* START *

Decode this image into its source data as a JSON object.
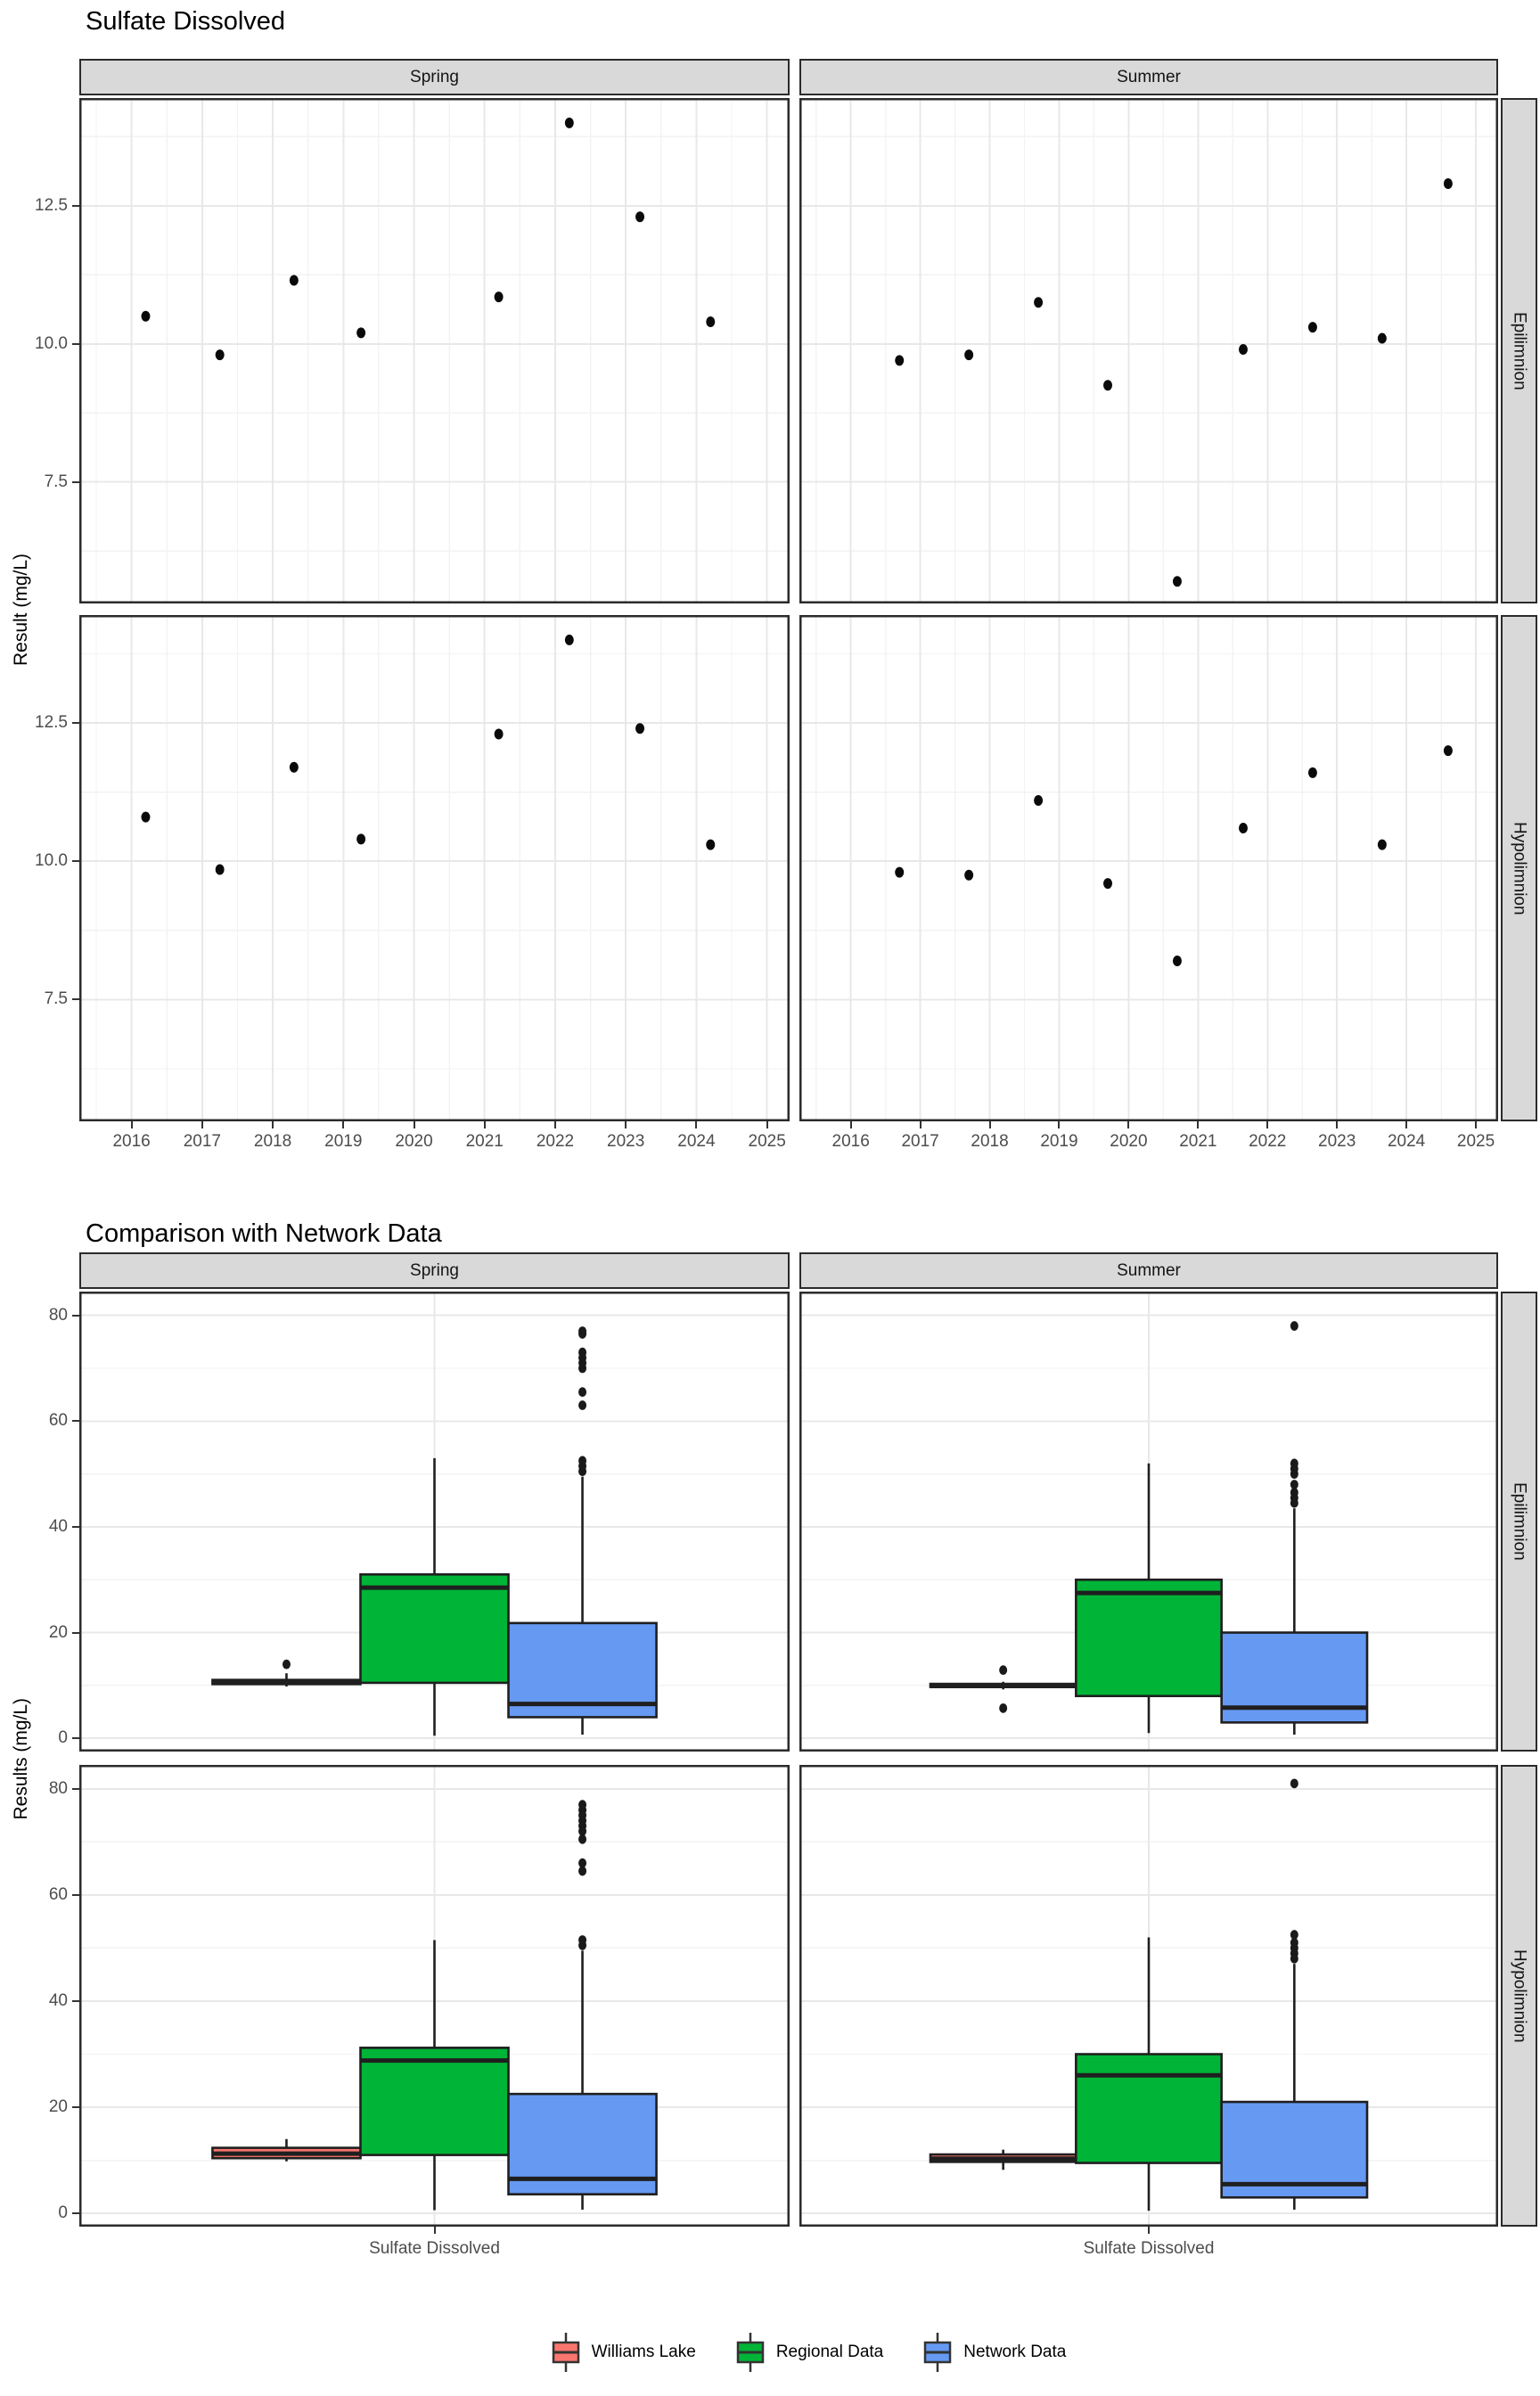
{
  "chart_data": [
    {
      "type": "scatter",
      "title": "Sulfate Dissolved",
      "ylabel": "Result (mg/L)",
      "facet_cols": [
        "Spring",
        "Summer"
      ],
      "facet_rows": [
        "Epilimnion",
        "Hypolimnion"
      ],
      "x_ticks": [
        "2016",
        "2017",
        "2018",
        "2019",
        "2020",
        "2021",
        "2022",
        "2023",
        "2024",
        "2025"
      ],
      "x_tick_values": [
        2016,
        2017,
        2018,
        2019,
        2020,
        2021,
        2022,
        2023,
        2024,
        2025
      ],
      "y_ticks": [
        {
          "v": 12.5,
          "label": "12.5"
        },
        {
          "v": 10,
          "label": "10.0"
        },
        {
          "v": 7.5,
          "label": "7.5"
        }
      ],
      "y_minor": [
        13.75,
        11.25,
        8.75,
        6.25
      ],
      "xlim": [
        2015.26,
        2025.32
      ],
      "ylim": [
        5.3,
        14.45
      ],
      "grid": "major+minor",
      "legend_position": "none",
      "point_color": "#0a0a0a",
      "panels": [
        {
          "row": "Epilimnion",
          "col": "Spring",
          "points": [
            [
              2016.2,
              10.5
            ],
            [
              2017.25,
              9.8
            ],
            [
              2018.3,
              11.15
            ],
            [
              2019.25,
              10.2
            ],
            [
              2021.2,
              10.85
            ],
            [
              2022.2,
              14.0
            ],
            [
              2023.2,
              12.3
            ],
            [
              2024.2,
              10.4
            ]
          ]
        },
        {
          "row": "Epilimnion",
          "col": "Summer",
          "points": [
            [
              2016.7,
              9.7
            ],
            [
              2017.7,
              9.8
            ],
            [
              2018.7,
              10.75
            ],
            [
              2019.7,
              9.25
            ],
            [
              2020.7,
              5.7
            ],
            [
              2021.65,
              9.9
            ],
            [
              2022.65,
              10.3
            ],
            [
              2023.65,
              10.1
            ],
            [
              2024.6,
              12.9
            ]
          ]
        },
        {
          "row": "Hypolimnion",
          "col": "Spring",
          "points": [
            [
              2016.2,
              10.8
            ],
            [
              2017.25,
              9.85
            ],
            [
              2018.3,
              11.7
            ],
            [
              2019.25,
              10.4
            ],
            [
              2021.2,
              12.3
            ],
            [
              2022.2,
              14.0
            ],
            [
              2023.2,
              12.4
            ],
            [
              2024.2,
              10.3
            ]
          ]
        },
        {
          "row": "Hypolimnion",
          "col": "Summer",
          "points": [
            [
              2016.7,
              9.8
            ],
            [
              2017.7,
              9.75
            ],
            [
              2018.7,
              11.1
            ],
            [
              2019.7,
              9.6
            ],
            [
              2020.7,
              8.2
            ],
            [
              2021.65,
              10.6
            ],
            [
              2022.65,
              11.6
            ],
            [
              2023.65,
              10.3
            ],
            [
              2024.6,
              12.0
            ]
          ]
        }
      ]
    },
    {
      "type": "box",
      "title": "Comparison with Network Data",
      "ylabel": "Results (mg/L)",
      "x_category": "Sulfate Dissolved",
      "facet_cols": [
        "Spring",
        "Summer"
      ],
      "facet_rows": [
        "Epilimnion",
        "Hypolimnion"
      ],
      "y_ticks": [
        {
          "v": 80,
          "label": "80"
        },
        {
          "v": 60,
          "label": "60"
        },
        {
          "v": 40,
          "label": "40"
        },
        {
          "v": 20,
          "label": "20"
        },
        {
          "v": 0,
          "label": "0"
        }
      ],
      "y_minor": [
        70,
        50,
        30,
        10
      ],
      "ylim": [
        -2.5,
        84.5
      ],
      "grid": "major+minor",
      "legend_position": "bottom",
      "series": [
        "Williams Lake",
        "Regional Data",
        "Network Data"
      ],
      "colors": {
        "Williams Lake": "#F8766D",
        "Regional Data": "#00B438",
        "Network Data": "#6699F2"
      },
      "panels": [
        {
          "row": "Epilimnion",
          "col": "Spring",
          "boxes": [
            {
              "group": "Williams Lake",
              "low": 9.8,
              "q1": 10.25,
              "median": 10.7,
              "q3": 11.05,
              "high": 12.3,
              "outliers": [
                14.0
              ]
            },
            {
              "group": "Regional Data",
              "low": 0.5,
              "q1": 10.5,
              "median": 28.5,
              "q3": 31.0,
              "high": 53.0,
              "outliers": []
            },
            {
              "group": "Network Data",
              "low": 0.7,
              "q1": 4.0,
              "median": 6.5,
              "q3": 21.8,
              "high": 49.5,
              "outliers": [
                50.5,
                51.5,
                52.5,
                63,
                65.5,
                70,
                71,
                72,
                73,
                76.5,
                77
              ]
            }
          ]
        },
        {
          "row": "Epilimnion",
          "col": "Summer",
          "boxes": [
            {
              "group": "Williams Lake",
              "low": 9.25,
              "q1": 9.7,
              "median": 9.9,
              "q3": 10.3,
              "high": 10.7,
              "outliers": [
                12.9,
                5.7
              ]
            },
            {
              "group": "Regional Data",
              "low": 1.0,
              "q1": 8.0,
              "median": 27.5,
              "q3": 30.0,
              "high": 52.0,
              "outliers": []
            },
            {
              "group": "Network Data",
              "low": 0.7,
              "q1": 3.0,
              "median": 5.8,
              "q3": 20.0,
              "high": 43.5,
              "outliers": [
                44.5,
                45.5,
                46.5,
                48,
                50,
                51,
                52,
                78
              ]
            }
          ]
        },
        {
          "row": "Hypolimnion",
          "col": "Spring",
          "boxes": [
            {
              "group": "Williams Lake",
              "low": 9.8,
              "q1": 10.4,
              "median": 11.25,
              "q3": 12.35,
              "high": 14.0,
              "outliers": []
            },
            {
              "group": "Regional Data",
              "low": 0.6,
              "q1": 11.0,
              "median": 28.8,
              "q3": 31.2,
              "high": 51.5,
              "outliers": []
            },
            {
              "group": "Network Data",
              "low": 0.7,
              "q1": 3.6,
              "median": 6.5,
              "q3": 22.5,
              "high": 49.5,
              "outliers": [
                50.5,
                51.5,
                64.5,
                66,
                70.5,
                72,
                73,
                74,
                75,
                76,
                77
              ]
            }
          ]
        },
        {
          "row": "Hypolimnion",
          "col": "Summer",
          "boxes": [
            {
              "group": "Williams Lake",
              "low": 8.2,
              "q1": 9.7,
              "median": 10.3,
              "q3": 11.1,
              "high": 12.0,
              "outliers": []
            },
            {
              "group": "Regional Data",
              "low": 0.5,
              "q1": 9.5,
              "median": 26.0,
              "q3": 30.0,
              "high": 52.0,
              "outliers": []
            },
            {
              "group": "Network Data",
              "low": 0.7,
              "q1": 3.0,
              "median": 5.5,
              "q3": 21.0,
              "high": 47.0,
              "outliers": [
                48,
                49,
                50,
                51,
                52.5,
                81
              ]
            }
          ]
        }
      ]
    }
  ],
  "legend": {
    "items": [
      {
        "label": "Williams Lake",
        "color": "#F8766D"
      },
      {
        "label": "Regional Data",
        "color": "#00B438"
      },
      {
        "label": "Network Data",
        "color": "#6699F2"
      }
    ]
  }
}
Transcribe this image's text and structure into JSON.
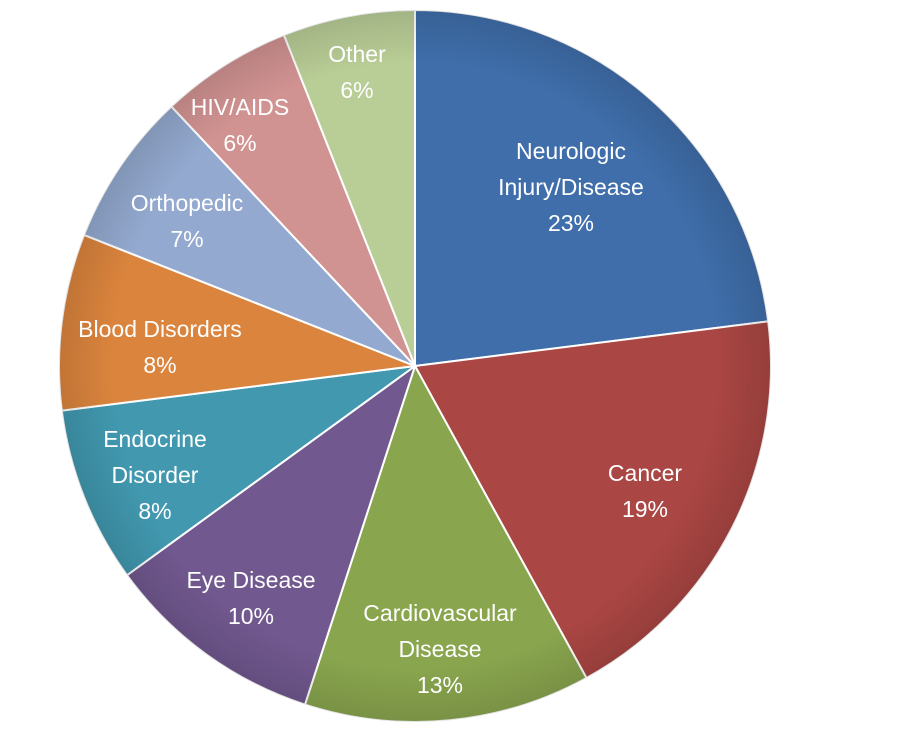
{
  "chart_data": {
    "type": "pie",
    "title": "",
    "slices": [
      {
        "lines": [
          "Neurologic",
          "Injury/Disease",
          "23%"
        ],
        "value": 23,
        "color": "#3F6EAA"
      },
      {
        "lines": [
          "Cancer",
          "19%"
        ],
        "value": 19,
        "color": "#AA4643"
      },
      {
        "lines": [
          "Cardiovascular",
          "Disease",
          "13%"
        ],
        "value": 13,
        "color": "#89A54E"
      },
      {
        "lines": [
          "Eye Disease",
          "10%"
        ],
        "value": 10,
        "color": "#71588F"
      },
      {
        "lines": [
          "Endocrine",
          "Disorder",
          "8%"
        ],
        "value": 8,
        "color": "#4198AF"
      },
      {
        "lines": [
          "Blood Disorders",
          "8%"
        ],
        "value": 8,
        "color": "#DB843D"
      },
      {
        "lines": [
          "Orthopedic",
          "7%"
        ],
        "value": 7,
        "color": "#93A9CF"
      },
      {
        "lines": [
          "HIV/AIDS",
          "6%"
        ],
        "value": 6,
        "color": "#D19392"
      },
      {
        "lines": [
          "Other",
          "6%"
        ],
        "value": 6,
        "color": "#B9CD96"
      }
    ]
  }
}
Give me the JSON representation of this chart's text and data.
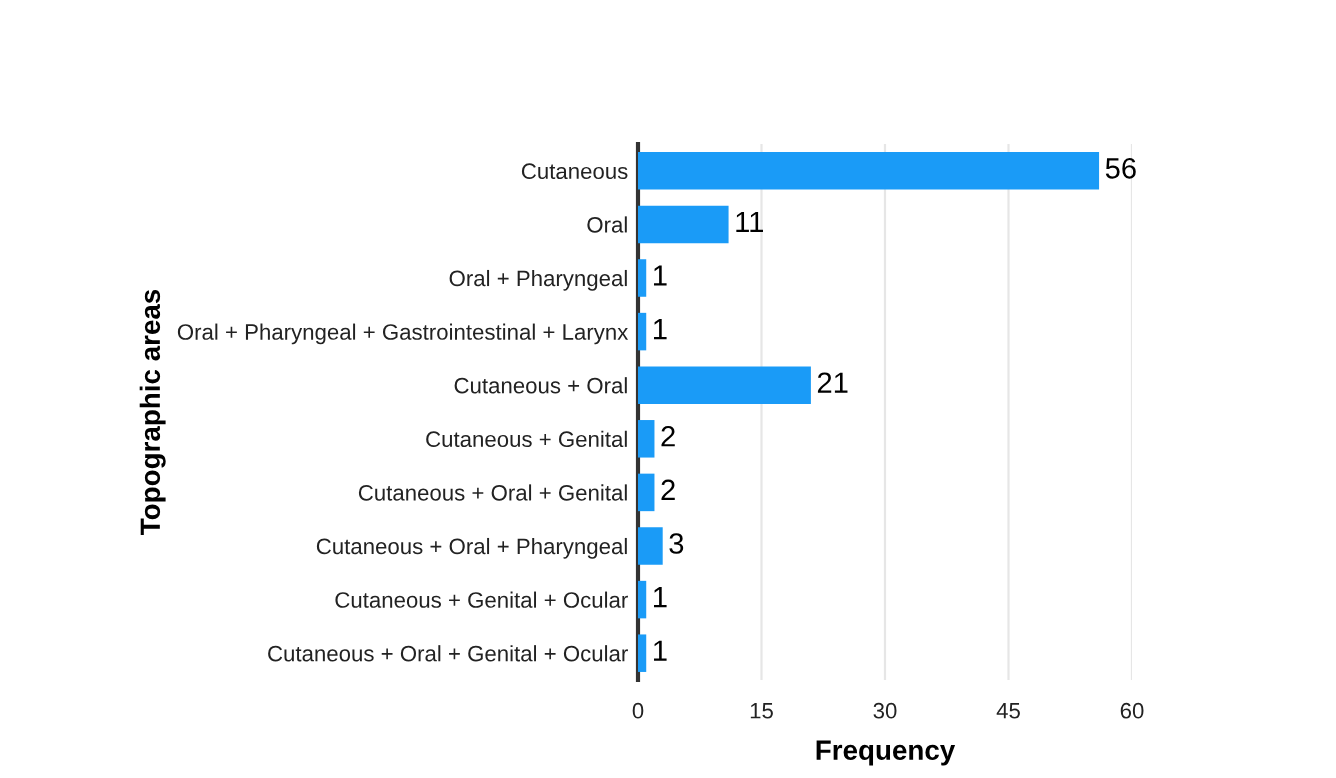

* END *

Please quote the records above exactly, beginning at the line that contains "Transcribe this image's" and ending at their last line. Leave the pictures out.

Transcribe this image's text and structure into JSON.
{
  "chart_data": {
    "type": "pie",
    "title": "",
    "slices": [
      {
        "lines": [
          "Neurologic",
          "Injury/Disease",
          "23%"
        ],
        "value": 23,
        "color": "#3F6EAA"
      },
      {
        "lines": [
          "Cancer",
          "19%"
        ],
        "value": 19,
        "color": "#AA4643"
      },
      {
        "lines": [
          "Cardiovascular",
          "Disease",
          "13%"
        ],
        "value": 13,
        "color": "#89A54E"
      },
      {
        "lines": [
          "Eye Disease",
          "10%"
        ],
        "value": 10,
        "color": "#71588F"
      },
      {
        "lines": [
          "Endocrine",
          "Disorder",
          "8%"
        ],
        "value": 8,
        "color": "#4198AF"
      },
      {
        "lines": [
          "Blood Disorders",
          "8%"
        ],
        "value": 8,
        "color": "#DB843D"
      },
      {
        "lines": [
          "Orthopedic",
          "7%"
        ],
        "value": 7,
        "color": "#93A9CF"
      },
      {
        "lines": [
          "HIV/AIDS",
          "6%"
        ],
        "value": 6,
        "color": "#D19392"
      },
      {
        "lines": [
          "Other",
          "6%"
        ],
        "value": 6,
        "color": "#B9CD96"
      }
    ]
  }
}
Give me the JSON representation of this chart's text and data.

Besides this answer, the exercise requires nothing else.